INSTRUCTIONS FOR THE TASK.
Copy down all of the data underneath, exactly as shown.

[Items from a data source]
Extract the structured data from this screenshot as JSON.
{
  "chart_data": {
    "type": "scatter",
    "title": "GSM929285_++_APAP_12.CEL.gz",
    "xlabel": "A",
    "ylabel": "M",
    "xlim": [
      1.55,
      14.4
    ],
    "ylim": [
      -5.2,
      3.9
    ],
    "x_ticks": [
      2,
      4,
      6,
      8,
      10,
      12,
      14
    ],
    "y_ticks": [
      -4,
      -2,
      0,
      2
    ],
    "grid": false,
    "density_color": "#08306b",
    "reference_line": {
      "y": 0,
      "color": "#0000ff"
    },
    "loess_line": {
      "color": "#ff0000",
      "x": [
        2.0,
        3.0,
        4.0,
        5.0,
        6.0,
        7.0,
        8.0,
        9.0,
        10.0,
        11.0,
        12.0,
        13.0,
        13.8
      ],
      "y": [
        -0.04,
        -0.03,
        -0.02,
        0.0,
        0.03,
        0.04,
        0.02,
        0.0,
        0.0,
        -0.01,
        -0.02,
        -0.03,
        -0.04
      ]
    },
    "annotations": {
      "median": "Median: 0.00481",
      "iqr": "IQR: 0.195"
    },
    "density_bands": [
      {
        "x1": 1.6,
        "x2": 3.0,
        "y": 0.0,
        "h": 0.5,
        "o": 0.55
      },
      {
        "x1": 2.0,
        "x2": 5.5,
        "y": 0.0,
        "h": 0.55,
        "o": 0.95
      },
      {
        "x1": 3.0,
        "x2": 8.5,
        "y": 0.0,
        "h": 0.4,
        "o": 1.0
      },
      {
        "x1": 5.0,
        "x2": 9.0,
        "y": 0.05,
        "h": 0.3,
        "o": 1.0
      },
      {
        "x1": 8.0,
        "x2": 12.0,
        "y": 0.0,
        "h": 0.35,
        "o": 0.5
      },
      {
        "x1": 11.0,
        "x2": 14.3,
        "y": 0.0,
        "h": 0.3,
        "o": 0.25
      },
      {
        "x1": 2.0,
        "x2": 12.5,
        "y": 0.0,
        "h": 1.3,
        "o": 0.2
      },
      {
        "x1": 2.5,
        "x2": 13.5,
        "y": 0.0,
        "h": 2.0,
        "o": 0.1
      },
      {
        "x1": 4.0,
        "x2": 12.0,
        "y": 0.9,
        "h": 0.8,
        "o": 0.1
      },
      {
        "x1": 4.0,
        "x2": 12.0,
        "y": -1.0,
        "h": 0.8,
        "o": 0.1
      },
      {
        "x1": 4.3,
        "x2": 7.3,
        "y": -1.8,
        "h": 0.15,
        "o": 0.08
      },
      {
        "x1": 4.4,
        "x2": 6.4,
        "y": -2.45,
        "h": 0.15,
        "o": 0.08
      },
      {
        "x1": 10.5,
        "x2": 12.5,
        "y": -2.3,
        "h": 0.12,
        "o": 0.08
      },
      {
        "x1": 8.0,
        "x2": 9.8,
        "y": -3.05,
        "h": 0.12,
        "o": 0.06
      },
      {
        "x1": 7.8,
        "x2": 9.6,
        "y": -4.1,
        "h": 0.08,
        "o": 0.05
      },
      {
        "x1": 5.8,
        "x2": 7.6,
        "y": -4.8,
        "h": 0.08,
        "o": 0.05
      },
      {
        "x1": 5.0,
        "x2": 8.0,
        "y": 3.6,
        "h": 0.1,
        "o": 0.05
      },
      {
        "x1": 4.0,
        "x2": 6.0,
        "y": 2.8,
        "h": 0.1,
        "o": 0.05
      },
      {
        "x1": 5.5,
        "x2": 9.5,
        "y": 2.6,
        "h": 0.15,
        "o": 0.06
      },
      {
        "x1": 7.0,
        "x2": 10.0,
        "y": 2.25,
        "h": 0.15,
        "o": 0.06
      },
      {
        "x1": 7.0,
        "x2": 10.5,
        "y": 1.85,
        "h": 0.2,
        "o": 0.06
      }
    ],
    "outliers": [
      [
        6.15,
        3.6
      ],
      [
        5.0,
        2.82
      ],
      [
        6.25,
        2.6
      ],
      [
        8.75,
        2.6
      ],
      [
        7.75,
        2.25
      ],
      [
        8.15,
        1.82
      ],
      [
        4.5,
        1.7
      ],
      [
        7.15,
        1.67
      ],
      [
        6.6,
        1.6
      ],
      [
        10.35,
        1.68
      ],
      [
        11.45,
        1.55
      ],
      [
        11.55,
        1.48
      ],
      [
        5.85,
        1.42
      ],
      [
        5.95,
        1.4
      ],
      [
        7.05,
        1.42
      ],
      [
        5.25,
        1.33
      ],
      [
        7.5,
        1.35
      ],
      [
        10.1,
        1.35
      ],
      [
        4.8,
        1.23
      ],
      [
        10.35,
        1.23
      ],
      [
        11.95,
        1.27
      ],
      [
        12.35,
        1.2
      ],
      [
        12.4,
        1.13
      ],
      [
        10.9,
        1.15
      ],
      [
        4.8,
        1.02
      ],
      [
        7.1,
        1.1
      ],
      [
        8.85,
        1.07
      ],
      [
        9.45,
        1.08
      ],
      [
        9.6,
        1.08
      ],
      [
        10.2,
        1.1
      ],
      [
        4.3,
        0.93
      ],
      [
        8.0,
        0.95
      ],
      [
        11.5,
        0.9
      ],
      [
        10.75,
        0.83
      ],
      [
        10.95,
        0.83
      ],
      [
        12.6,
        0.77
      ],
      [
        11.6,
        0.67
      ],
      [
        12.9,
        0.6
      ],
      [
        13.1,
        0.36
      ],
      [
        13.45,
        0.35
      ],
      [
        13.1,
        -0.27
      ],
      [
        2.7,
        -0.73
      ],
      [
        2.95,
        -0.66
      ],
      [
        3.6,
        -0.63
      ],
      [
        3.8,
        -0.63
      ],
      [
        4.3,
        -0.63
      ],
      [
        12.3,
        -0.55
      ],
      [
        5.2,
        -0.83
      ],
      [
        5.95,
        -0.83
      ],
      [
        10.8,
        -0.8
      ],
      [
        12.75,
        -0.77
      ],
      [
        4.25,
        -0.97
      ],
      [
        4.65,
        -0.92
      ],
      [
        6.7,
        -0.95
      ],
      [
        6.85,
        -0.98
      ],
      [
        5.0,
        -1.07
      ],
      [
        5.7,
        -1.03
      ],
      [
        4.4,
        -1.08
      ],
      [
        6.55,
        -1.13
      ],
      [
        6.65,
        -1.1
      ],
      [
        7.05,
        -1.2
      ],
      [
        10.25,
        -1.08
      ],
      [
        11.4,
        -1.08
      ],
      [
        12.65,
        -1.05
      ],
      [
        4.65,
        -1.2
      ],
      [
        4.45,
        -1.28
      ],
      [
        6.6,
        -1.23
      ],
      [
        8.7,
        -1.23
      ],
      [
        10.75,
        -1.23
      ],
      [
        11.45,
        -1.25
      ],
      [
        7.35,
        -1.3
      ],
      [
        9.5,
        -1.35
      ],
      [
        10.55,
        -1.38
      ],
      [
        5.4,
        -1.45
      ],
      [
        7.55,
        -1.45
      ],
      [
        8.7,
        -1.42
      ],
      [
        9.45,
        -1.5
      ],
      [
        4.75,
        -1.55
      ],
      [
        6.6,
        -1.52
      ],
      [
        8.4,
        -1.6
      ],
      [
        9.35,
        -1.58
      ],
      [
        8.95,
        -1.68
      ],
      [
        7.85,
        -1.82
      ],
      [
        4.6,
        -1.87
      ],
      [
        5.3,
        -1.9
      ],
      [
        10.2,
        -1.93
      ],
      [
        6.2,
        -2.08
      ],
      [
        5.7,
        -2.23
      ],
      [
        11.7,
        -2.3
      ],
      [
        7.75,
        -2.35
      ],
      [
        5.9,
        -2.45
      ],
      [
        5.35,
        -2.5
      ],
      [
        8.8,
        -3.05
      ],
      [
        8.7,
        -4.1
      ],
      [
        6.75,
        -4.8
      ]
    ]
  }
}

RESPONSE FOR THIS EXERCISE.
Extract the structured data from this screenshot as JSON.
{
  "chart_data": {
    "type": "scatter",
    "title": "GSM929285_++_APAP_12.CEL.gz",
    "xlabel": "A",
    "ylabel": "M",
    "xlim": [
      1.55,
      14.4
    ],
    "ylim": [
      -5.2,
      3.9
    ],
    "x_ticks": [
      2,
      4,
      6,
      8,
      10,
      12,
      14
    ],
    "y_ticks": [
      -4,
      -2,
      0,
      2
    ],
    "grid": false,
    "density_color": "#08306b",
    "reference_line": {
      "y": 0,
      "color": "#0000ff"
    },
    "loess_line": {
      "color": "#ff0000",
      "x": [
        2.0,
        3.0,
        4.0,
        5.0,
        6.0,
        7.0,
        8.0,
        9.0,
        10.0,
        11.0,
        12.0,
        13.0,
        13.8
      ],
      "y": [
        -0.04,
        -0.03,
        -0.02,
        0.0,
        0.03,
        0.04,
        0.02,
        0.0,
        0.0,
        -0.01,
        -0.02,
        -0.03,
        -0.04
      ]
    },
    "annotations": {
      "median": "Median: 0.00481",
      "iqr": "IQR: 0.195"
    },
    "density_bands": [
      {
        "x1": 1.6,
        "x2": 3.0,
        "y": 0.0,
        "h": 0.5,
        "o": 0.55
      },
      {
        "x1": 2.0,
        "x2": 5.5,
        "y": 0.0,
        "h": 0.55,
        "o": 0.95
      },
      {
        "x1": 3.0,
        "x2": 8.5,
        "y": 0.0,
        "h": 0.4,
        "o": 1.0
      },
      {
        "x1": 5.0,
        "x2": 9.0,
        "y": 0.05,
        "h": 0.3,
        "o": 1.0
      },
      {
        "x1": 8.0,
        "x2": 12.0,
        "y": 0.0,
        "h": 0.35,
        "o": 0.5
      },
      {
        "x1": 11.0,
        "x2": 14.3,
        "y": 0.0,
        "h": 0.3,
        "o": 0.25
      },
      {
        "x1": 2.0,
        "x2": 12.5,
        "y": 0.0,
        "h": 1.3,
        "o": 0.2
      },
      {
        "x1": 2.5,
        "x2": 13.5,
        "y": 0.0,
        "h": 2.0,
        "o": 0.1
      },
      {
        "x1": 4.0,
        "x2": 12.0,
        "y": 0.9,
        "h": 0.8,
        "o": 0.1
      },
      {
        "x1": 4.0,
        "x2": 12.0,
        "y": -1.0,
        "h": 0.8,
        "o": 0.1
      },
      {
        "x1": 4.3,
        "x2": 7.3,
        "y": -1.8,
        "h": 0.15,
        "o": 0.08
      },
      {
        "x1": 4.4,
        "x2": 6.4,
        "y": -2.45,
        "h": 0.15,
        "o": 0.08
      },
      {
        "x1": 10.5,
        "x2": 12.5,
        "y": -2.3,
        "h": 0.12,
        "o": 0.08
      },
      {
        "x1": 8.0,
        "x2": 9.8,
        "y": -3.05,
        "h": 0.12,
        "o": 0.06
      },
      {
        "x1": 7.8,
        "x2": 9.6,
        "y": -4.1,
        "h": 0.08,
        "o": 0.05
      },
      {
        "x1": 5.8,
        "x2": 7.6,
        "y": -4.8,
        "h": 0.08,
        "o": 0.05
      },
      {
        "x1": 5.0,
        "x2": 8.0,
        "y": 3.6,
        "h": 0.1,
        "o": 0.05
      },
      {
        "x1": 4.0,
        "x2": 6.0,
        "y": 2.8,
        "h": 0.1,
        "o": 0.05
      },
      {
        "x1": 5.5,
        "x2": 9.5,
        "y": 2.6,
        "h": 0.15,
        "o": 0.06
      },
      {
        "x1": 7.0,
        "x2": 10.0,
        "y": 2.25,
        "h": 0.15,
        "o": 0.06
      },
      {
        "x1": 7.0,
        "x2": 10.5,
        "y": 1.85,
        "h": 0.2,
        "o": 0.06
      }
    ],
    "outliers": [
      [
        6.15,
        3.6
      ],
      [
        5.0,
        2.82
      ],
      [
        6.25,
        2.6
      ],
      [
        8.75,
        2.6
      ],
      [
        7.75,
        2.25
      ],
      [
        8.15,
        1.82
      ],
      [
        4.5,
        1.7
      ],
      [
        7.15,
        1.67
      ],
      [
        6.6,
        1.6
      ],
      [
        10.35,
        1.68
      ],
      [
        11.45,
        1.55
      ],
      [
        11.55,
        1.48
      ],
      [
        5.85,
        1.42
      ],
      [
        5.95,
        1.4
      ],
      [
        7.05,
        1.42
      ],
      [
        5.25,
        1.33
      ],
      [
        7.5,
        1.35
      ],
      [
        10.1,
        1.35
      ],
      [
        4.8,
        1.23
      ],
      [
        10.35,
        1.23
      ],
      [
        11.95,
        1.27
      ],
      [
        12.35,
        1.2
      ],
      [
        12.4,
        1.13
      ],
      [
        10.9,
        1.15
      ],
      [
        4.8,
        1.02
      ],
      [
        7.1,
        1.1
      ],
      [
        8.85,
        1.07
      ],
      [
        9.45,
        1.08
      ],
      [
        9.6,
        1.08
      ],
      [
        10.2,
        1.1
      ],
      [
        4.3,
        0.93
      ],
      [
        8.0,
        0.95
      ],
      [
        11.5,
        0.9
      ],
      [
        10.75,
        0.83
      ],
      [
        10.95,
        0.83
      ],
      [
        12.6,
        0.77
      ],
      [
        11.6,
        0.67
      ],
      [
        12.9,
        0.6
      ],
      [
        13.1,
        0.36
      ],
      [
        13.45,
        0.35
      ],
      [
        13.1,
        -0.27
      ],
      [
        2.7,
        -0.73
      ],
      [
        2.95,
        -0.66
      ],
      [
        3.6,
        -0.63
      ],
      [
        3.8,
        -0.63
      ],
      [
        4.3,
        -0.63
      ],
      [
        12.3,
        -0.55
      ],
      [
        5.2,
        -0.83
      ],
      [
        5.95,
        -0.83
      ],
      [
        10.8,
        -0.8
      ],
      [
        12.75,
        -0.77
      ],
      [
        4.25,
        -0.97
      ],
      [
        4.65,
        -0.92
      ],
      [
        6.7,
        -0.95
      ],
      [
        6.85,
        -0.98
      ],
      [
        5.0,
        -1.07
      ],
      [
        5.7,
        -1.03
      ],
      [
        4.4,
        -1.08
      ],
      [
        6.55,
        -1.13
      ],
      [
        6.65,
        -1.1
      ],
      [
        7.05,
        -1.2
      ],
      [
        10.25,
        -1.08
      ],
      [
        11.4,
        -1.08
      ],
      [
        12.65,
        -1.05
      ],
      [
        4.65,
        -1.2
      ],
      [
        4.45,
        -1.28
      ],
      [
        6.6,
        -1.23
      ],
      [
        8.7,
        -1.23
      ],
      [
        10.75,
        -1.23
      ],
      [
        11.45,
        -1.25
      ],
      [
        7.35,
        -1.3
      ],
      [
        9.5,
        -1.35
      ],
      [
        10.55,
        -1.38
      ],
      [
        5.4,
        -1.45
      ],
      [
        7.55,
        -1.45
      ],
      [
        8.7,
        -1.42
      ],
      [
        9.45,
        -1.5
      ],
      [
        4.75,
        -1.55
      ],
      [
        6.6,
        -1.52
      ],
      [
        8.4,
        -1.6
      ],
      [
        9.35,
        -1.58
      ],
      [
        8.95,
        -1.68
      ],
      [
        7.85,
        -1.82
      ],
      [
        4.6,
        -1.87
      ],
      [
        5.3,
        -1.9
      ],
      [
        10.2,
        -1.93
      ],
      [
        6.2,
        -2.08
      ],
      [
        5.7,
        -2.23
      ],
      [
        11.7,
        -2.3
      ],
      [
        7.75,
        -2.35
      ],
      [
        5.9,
        -2.45
      ],
      [
        5.35,
        -2.5
      ],
      [
        8.8,
        -3.05
      ],
      [
        8.7,
        -4.1
      ],
      [
        6.75,
        -4.8
      ]
    ]
  }
}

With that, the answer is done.